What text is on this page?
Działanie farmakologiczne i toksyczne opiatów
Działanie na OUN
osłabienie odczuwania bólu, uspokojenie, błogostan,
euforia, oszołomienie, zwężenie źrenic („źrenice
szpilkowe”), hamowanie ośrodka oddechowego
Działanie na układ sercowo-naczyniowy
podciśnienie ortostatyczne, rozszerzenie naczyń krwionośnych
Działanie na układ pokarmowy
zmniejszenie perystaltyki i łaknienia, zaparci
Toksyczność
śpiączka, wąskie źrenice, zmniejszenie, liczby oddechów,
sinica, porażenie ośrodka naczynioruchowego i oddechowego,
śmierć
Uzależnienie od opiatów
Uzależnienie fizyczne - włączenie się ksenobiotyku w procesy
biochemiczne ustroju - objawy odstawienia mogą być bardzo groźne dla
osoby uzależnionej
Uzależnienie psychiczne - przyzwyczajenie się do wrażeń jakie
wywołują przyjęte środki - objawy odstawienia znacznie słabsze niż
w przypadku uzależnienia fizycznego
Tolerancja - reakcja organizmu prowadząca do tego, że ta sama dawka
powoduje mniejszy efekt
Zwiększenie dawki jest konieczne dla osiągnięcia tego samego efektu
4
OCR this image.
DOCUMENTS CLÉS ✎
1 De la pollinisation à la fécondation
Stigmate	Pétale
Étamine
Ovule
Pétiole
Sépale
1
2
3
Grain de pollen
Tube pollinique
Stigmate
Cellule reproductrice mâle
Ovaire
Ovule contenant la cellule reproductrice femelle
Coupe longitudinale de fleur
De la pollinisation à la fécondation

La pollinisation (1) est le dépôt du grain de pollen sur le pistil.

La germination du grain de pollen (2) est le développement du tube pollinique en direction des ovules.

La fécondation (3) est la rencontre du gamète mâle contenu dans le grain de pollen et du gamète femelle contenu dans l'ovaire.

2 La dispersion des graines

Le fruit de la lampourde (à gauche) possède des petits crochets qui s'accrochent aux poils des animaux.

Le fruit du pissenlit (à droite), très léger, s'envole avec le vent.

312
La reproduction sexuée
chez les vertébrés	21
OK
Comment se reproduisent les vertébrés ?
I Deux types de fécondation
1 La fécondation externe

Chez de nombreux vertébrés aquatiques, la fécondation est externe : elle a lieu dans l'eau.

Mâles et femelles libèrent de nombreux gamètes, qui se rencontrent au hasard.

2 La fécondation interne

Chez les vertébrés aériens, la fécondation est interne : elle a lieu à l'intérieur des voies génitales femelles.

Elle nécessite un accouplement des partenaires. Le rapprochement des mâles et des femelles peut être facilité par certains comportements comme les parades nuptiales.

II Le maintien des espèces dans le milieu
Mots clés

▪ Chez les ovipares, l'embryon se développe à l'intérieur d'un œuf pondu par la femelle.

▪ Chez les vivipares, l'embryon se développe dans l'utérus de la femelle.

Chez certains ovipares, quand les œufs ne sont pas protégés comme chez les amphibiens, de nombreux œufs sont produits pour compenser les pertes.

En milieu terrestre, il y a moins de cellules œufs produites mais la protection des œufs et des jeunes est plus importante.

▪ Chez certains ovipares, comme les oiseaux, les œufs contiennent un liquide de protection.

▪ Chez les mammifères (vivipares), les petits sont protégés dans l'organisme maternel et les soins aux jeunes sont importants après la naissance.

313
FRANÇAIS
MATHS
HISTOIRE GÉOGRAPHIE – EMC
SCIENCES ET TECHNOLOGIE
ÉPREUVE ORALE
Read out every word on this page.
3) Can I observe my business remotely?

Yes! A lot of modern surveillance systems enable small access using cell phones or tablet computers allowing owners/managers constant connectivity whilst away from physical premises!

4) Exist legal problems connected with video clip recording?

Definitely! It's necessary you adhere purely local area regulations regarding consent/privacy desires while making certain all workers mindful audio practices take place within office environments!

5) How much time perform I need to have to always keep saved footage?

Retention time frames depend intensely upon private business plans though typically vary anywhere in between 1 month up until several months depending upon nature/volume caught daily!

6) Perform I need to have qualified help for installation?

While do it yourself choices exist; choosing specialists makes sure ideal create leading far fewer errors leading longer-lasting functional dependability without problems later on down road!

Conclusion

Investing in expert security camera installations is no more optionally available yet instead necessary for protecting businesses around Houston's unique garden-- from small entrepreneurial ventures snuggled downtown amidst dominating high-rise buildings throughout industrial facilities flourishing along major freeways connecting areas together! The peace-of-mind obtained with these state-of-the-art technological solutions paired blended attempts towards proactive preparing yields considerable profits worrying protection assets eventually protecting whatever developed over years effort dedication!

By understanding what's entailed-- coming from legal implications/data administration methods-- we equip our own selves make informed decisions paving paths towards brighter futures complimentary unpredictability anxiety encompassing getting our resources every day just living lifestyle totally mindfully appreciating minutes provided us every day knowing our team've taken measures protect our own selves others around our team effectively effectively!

------------------------

Quote the listing in full, please, keeping every line exact.

* RESULT BELOW *
What text is on this page?
Działanie farmakologiczne i toksyczne opiatów
Działanie na OUN
osłabienie odczuwania bólu, uspokojenie, błogostan,
euforia, oszołomienie, zwężenie źrenic („źrenice
szpilkowe”), hamowanie ośrodka oddechowego
Działanie na układ sercowo-naczyniowy
podciśnienie ortostatyczne, rozszerzenie naczyń krwionośnych
Działanie na układ pokarmowy
zmniejszenie perystaltyki i łaknienia, zaparci
Toksyczność
śpiączka, wąskie źrenice, zmniejszenie, liczby oddechów,
sinica, porażenie ośrodka naczynioruchowego i oddechowego,
śmierć
Uzależnienie od opiatów
Uzależnienie fizyczne - włączenie się ksenobiotyku w procesy
biochemiczne ustroju - objawy odstawienia mogą być bardzo groźne dla
osoby uzależnionej
Uzależnienie psychiczne - przyzwyczajenie się do wrażeń jakie
wywołują przyjęte środki - objawy odstawienia znacznie słabsze niż
w przypadku uzależnienia fizycznego
Tolerancja - reakcja organizmu prowadząca do tego, że ta sama dawka
powoduje mniejszy efekt
Zwiększenie dawki jest konieczne dla osiągnięcia tego samego efektu
4
OCR this image.
DOCUMENTS CLÉS ✎
1 De la pollinisation à la fécondation
Stigmate	Pétale
Étamine
Ovule
Pétiole
Sépale
1
2
3
Grain de pollen
Tube pollinique
Stigmate
Cellule reproductrice mâle
Ovaire
Ovule contenant la cellule reproductrice femelle
Coupe longitudinale de fleur
De la pollinisation à la fécondation

La pollinisation (1) est le dépôt du grain de pollen sur le pistil.

La germination du grain de pollen (2) est le développement du tube pollinique en direction des ovules.

La fécondation (3) est la rencontre du gamète mâle contenu dans le grain de pollen et du gamète femelle contenu dans l'ovaire.

2 La dispersion des graines

Le fruit de la lampourde (à gauche) possède des petits crochets qui s'accrochent aux poils des animaux.

Le fruit du pissenlit (à droite), très léger, s'envole avec le vent.

312
La reproduction sexuée
chez les vertébrés	21
OK
Comment se reproduisent les vertébrés ?
I Deux types de fécondation
1 La fécondation externe

Chez de nombreux vertébrés aquatiques, la fécondation est externe : elle a lieu dans l'eau.

Mâles et femelles libèrent de nombreux gamètes, qui se rencontrent au hasard.

2 La fécondation interne

Chez les vertébrés aériens, la fécondation est interne : elle a lieu à l'intérieur des voies génitales femelles.

Elle nécessite un accouplement des partenaires. Le rapprochement des mâles et des femelles peut être facilité par certains comportements comme les parades nuptiales.

II Le maintien des espèces dans le milieu
Mots clés

▪ Chez les ovipares, l'embryon se développe à l'intérieur d'un œuf pondu par la femelle.

▪ Chez les vivipares, l'embryon se développe dans l'utérus de la femelle.

Chez certains ovipares, quand les œufs ne sont pas protégés comme chez les amphibiens, de nombreux œufs sont produits pour compenser les pertes.

En milieu terrestre, il y a moins de cellules œufs produites mais la protection des œufs et des jeunes est plus importante.

▪ Chez certains ovipares, comme les oiseaux, les œufs contiennent un liquide de protection.

▪ Chez les mammifères (vivipares), les petits sont protégés dans l'organisme maternel et les soins aux jeunes sont importants après la naissance.

313
FRANÇAIS
MATHS
HISTOIRE GÉOGRAPHIE – EMC
SCIENCES ET TECHNOLOGIE
ÉPREUVE ORALE
Read out every word on this page.
3) Can I observe my business remotely?

Yes! A lot of modern surveillance systems enable small access using cell phones or tablet computers allowing owners/managers constant connectivity whilst away from physical premises!

4) Exist legal problems connected with video clip recording?

Definitely! It's necessary you adhere purely local area regulations regarding consent/privacy desires while making certain all workers mindful audio practices take place within office environments!

5) How much time perform I need to have to always keep saved footage?

Retention time frames depend intensely upon private business plans though typically vary anywhere in between 1 month up until several months depending upon nature/volume caught daily!

6) Perform I need to have qualified help for installation?

While do it yourself choices exist; choosing specialists makes sure ideal create leading far fewer errors leading longer-lasting functional dependability without problems later on down road!

Conclusion

Investing in expert security camera installations is no more optionally available yet instead necessary for protecting businesses around Houston's unique garden-- from small entrepreneurial ventures snuggled downtown amidst dominating high-rise buildings throughout industrial facilities flourishing along major freeways connecting areas together! The peace-of-mind obtained with these state-of-the-art technological solutions paired blended attempts towards proactive preparing yields considerable profits worrying protection assets eventually protecting whatever developed over years effort dedication!

By understanding what's entailed-- coming from legal implications/data administration methods-- we equip our own selves make informed decisions paving paths towards brighter futures complimentary unpredictability anxiety encompassing getting our resources every day just living lifestyle totally mindfully appreciating minutes provided us every day knowing our team've taken measures protect our own selves others around our team effectively effectively!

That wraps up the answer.